## begin Material provided

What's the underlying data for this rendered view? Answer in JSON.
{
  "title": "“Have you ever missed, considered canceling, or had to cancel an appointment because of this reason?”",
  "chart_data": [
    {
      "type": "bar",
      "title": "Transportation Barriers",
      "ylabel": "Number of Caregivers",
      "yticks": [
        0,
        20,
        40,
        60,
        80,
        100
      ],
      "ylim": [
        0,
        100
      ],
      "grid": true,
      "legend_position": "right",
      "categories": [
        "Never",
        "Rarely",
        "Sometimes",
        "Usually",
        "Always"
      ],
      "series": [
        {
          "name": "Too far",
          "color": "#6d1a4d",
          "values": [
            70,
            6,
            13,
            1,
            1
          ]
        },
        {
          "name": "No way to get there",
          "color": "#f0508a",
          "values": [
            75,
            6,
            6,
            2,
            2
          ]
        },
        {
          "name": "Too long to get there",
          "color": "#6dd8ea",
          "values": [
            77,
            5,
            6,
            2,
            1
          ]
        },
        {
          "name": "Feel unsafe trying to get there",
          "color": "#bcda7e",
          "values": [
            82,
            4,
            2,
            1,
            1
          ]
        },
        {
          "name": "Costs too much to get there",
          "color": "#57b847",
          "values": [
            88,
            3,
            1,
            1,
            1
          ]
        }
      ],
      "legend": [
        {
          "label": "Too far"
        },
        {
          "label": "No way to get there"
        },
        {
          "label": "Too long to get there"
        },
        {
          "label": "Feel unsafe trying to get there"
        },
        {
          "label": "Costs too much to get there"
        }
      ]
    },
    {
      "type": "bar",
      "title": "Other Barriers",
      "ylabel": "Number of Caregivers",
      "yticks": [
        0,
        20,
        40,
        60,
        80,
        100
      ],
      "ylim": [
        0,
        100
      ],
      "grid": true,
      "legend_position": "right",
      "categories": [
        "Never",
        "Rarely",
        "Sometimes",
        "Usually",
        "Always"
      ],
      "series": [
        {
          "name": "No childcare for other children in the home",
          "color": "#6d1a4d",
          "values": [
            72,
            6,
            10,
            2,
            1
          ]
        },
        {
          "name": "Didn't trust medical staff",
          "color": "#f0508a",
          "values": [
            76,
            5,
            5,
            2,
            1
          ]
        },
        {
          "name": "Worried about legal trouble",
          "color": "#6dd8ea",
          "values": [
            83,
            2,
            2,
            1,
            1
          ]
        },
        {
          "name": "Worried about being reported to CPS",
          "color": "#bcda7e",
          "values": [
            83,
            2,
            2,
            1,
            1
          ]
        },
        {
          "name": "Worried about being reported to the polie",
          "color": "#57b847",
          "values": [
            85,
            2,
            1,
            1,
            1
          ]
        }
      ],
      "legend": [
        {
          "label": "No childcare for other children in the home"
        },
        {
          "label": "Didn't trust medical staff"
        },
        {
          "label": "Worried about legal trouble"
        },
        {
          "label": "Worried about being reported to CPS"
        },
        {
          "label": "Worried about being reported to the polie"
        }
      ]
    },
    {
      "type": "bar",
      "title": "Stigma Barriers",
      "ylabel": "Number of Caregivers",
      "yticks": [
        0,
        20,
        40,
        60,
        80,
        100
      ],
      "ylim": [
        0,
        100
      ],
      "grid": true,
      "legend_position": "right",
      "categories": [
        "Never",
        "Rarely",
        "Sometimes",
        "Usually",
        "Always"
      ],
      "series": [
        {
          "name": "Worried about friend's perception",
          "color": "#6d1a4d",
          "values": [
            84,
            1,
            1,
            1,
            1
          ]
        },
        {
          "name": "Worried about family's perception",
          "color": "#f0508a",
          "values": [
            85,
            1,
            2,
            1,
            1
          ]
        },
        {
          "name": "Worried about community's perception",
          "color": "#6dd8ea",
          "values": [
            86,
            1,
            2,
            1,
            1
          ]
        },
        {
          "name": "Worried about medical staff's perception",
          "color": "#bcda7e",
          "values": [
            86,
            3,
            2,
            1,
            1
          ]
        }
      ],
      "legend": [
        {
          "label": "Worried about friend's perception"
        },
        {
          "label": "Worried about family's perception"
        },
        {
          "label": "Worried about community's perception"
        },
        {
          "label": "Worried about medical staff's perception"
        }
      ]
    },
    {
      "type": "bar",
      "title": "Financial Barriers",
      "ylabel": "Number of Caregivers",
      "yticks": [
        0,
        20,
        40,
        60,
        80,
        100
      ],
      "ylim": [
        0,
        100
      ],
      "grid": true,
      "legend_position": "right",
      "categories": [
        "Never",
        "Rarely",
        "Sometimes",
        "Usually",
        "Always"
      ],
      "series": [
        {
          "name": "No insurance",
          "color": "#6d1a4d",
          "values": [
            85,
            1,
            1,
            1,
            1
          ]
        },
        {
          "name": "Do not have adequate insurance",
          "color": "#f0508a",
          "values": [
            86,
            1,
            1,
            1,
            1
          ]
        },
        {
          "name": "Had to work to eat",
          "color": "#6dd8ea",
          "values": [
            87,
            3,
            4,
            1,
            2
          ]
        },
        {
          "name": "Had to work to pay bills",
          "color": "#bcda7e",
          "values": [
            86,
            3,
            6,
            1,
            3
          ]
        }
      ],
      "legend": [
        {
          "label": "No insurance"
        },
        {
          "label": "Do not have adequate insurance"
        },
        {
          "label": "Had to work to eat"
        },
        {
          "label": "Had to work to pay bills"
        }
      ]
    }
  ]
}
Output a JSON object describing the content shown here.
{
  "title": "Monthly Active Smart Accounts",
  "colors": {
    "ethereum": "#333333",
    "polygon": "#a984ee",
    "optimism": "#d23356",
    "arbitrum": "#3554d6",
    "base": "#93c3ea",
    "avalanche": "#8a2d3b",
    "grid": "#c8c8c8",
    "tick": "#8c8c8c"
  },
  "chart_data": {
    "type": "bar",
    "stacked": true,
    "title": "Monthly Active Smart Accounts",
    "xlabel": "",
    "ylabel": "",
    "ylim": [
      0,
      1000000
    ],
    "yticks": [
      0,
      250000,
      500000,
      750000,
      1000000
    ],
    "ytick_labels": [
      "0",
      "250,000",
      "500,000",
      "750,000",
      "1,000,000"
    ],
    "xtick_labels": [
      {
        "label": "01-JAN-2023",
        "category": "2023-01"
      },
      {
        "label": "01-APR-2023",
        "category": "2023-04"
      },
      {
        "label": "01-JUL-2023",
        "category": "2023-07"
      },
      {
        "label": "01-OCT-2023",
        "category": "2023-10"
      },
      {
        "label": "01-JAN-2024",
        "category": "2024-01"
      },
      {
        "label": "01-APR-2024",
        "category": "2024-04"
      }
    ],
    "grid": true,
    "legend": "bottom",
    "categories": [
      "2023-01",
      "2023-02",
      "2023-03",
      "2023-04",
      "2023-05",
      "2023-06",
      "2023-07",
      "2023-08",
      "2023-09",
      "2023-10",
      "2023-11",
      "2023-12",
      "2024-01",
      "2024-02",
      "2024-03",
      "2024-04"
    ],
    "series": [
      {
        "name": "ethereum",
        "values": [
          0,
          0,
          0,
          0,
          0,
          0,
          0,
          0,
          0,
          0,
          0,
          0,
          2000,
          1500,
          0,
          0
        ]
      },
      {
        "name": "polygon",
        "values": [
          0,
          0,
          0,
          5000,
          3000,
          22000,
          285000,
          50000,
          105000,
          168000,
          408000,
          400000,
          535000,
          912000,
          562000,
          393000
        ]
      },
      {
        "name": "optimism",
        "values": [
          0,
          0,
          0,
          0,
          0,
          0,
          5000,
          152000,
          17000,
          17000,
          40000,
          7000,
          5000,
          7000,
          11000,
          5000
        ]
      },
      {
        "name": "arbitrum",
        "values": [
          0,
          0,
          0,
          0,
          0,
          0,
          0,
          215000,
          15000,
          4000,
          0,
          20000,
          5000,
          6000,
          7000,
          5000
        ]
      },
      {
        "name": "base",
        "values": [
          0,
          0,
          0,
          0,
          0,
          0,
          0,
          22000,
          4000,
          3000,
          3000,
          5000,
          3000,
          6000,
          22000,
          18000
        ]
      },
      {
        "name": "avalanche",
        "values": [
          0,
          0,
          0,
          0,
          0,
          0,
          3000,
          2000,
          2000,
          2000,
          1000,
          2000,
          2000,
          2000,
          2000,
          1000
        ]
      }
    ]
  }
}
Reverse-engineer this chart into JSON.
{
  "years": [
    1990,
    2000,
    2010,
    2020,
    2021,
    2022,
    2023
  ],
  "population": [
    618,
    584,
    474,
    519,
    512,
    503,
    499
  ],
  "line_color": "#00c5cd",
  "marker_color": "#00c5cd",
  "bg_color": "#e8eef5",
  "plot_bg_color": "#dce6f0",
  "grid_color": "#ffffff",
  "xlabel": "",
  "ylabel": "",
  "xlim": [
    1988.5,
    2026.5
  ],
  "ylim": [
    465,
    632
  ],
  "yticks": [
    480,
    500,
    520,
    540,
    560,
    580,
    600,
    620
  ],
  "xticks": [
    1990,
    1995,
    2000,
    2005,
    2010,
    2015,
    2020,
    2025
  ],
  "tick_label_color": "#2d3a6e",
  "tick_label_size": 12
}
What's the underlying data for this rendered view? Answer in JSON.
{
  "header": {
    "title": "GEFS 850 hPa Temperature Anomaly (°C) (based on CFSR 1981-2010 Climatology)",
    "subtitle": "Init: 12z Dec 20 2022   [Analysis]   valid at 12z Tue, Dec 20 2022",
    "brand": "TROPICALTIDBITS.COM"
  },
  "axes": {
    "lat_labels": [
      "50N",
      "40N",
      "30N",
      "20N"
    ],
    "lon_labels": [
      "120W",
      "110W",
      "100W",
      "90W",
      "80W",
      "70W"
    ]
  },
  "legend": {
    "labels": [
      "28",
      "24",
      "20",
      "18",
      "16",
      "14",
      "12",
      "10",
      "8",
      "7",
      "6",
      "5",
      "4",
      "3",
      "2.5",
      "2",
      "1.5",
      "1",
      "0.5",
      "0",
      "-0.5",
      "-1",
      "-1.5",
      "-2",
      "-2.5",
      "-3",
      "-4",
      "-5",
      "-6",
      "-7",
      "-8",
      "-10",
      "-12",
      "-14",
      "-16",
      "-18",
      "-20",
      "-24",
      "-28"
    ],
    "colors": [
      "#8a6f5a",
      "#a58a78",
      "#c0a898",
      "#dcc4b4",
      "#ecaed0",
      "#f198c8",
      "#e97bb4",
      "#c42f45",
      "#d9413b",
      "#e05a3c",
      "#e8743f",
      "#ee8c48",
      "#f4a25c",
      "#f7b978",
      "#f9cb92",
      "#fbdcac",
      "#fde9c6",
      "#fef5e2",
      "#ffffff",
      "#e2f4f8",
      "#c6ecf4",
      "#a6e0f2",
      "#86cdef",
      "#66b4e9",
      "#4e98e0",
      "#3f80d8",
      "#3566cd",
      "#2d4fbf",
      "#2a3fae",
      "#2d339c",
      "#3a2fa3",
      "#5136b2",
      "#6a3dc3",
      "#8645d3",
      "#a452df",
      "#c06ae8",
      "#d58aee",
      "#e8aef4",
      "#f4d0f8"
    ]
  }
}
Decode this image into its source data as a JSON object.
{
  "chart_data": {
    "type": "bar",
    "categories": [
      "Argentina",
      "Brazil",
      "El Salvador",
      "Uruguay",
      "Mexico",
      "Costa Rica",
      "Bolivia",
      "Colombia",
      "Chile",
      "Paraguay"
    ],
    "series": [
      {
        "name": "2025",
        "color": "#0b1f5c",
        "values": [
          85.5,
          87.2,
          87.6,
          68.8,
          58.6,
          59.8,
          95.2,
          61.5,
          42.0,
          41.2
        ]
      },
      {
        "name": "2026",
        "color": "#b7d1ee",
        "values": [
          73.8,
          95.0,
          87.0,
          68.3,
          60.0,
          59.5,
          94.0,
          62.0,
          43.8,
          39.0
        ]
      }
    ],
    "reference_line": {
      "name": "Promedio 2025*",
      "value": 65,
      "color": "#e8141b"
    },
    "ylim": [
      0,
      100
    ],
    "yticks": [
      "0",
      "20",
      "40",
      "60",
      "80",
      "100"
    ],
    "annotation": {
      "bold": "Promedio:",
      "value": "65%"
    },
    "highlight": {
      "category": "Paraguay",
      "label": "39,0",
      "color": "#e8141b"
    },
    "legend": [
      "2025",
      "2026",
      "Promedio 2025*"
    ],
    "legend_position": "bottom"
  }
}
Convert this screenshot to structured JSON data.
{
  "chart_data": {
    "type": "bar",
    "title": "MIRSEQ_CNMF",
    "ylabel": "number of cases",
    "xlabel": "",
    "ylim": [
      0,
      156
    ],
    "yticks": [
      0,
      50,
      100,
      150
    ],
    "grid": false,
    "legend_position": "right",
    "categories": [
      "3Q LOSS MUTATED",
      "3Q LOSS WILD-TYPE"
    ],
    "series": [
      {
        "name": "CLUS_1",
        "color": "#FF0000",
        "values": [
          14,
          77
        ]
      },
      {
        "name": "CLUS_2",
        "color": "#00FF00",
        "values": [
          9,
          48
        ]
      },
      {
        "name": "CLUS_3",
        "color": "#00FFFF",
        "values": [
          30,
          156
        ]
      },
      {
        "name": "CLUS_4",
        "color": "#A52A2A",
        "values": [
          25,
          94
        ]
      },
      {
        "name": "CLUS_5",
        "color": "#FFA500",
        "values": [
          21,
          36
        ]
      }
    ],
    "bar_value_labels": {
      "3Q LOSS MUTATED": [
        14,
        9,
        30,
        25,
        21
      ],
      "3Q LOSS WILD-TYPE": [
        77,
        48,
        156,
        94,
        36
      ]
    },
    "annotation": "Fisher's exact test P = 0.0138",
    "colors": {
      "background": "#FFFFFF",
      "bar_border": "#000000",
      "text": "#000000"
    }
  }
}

## end Material provided

*Written request*.
Gather each line from the listing above that holds "staff".

*Exercise result*.
          "name": "Didn't trust medical staff",
          "label": "Didn't trust medical staff"
          "name": "Worried about medical staff's perception",
          "label": "Worried about medical staff's perception"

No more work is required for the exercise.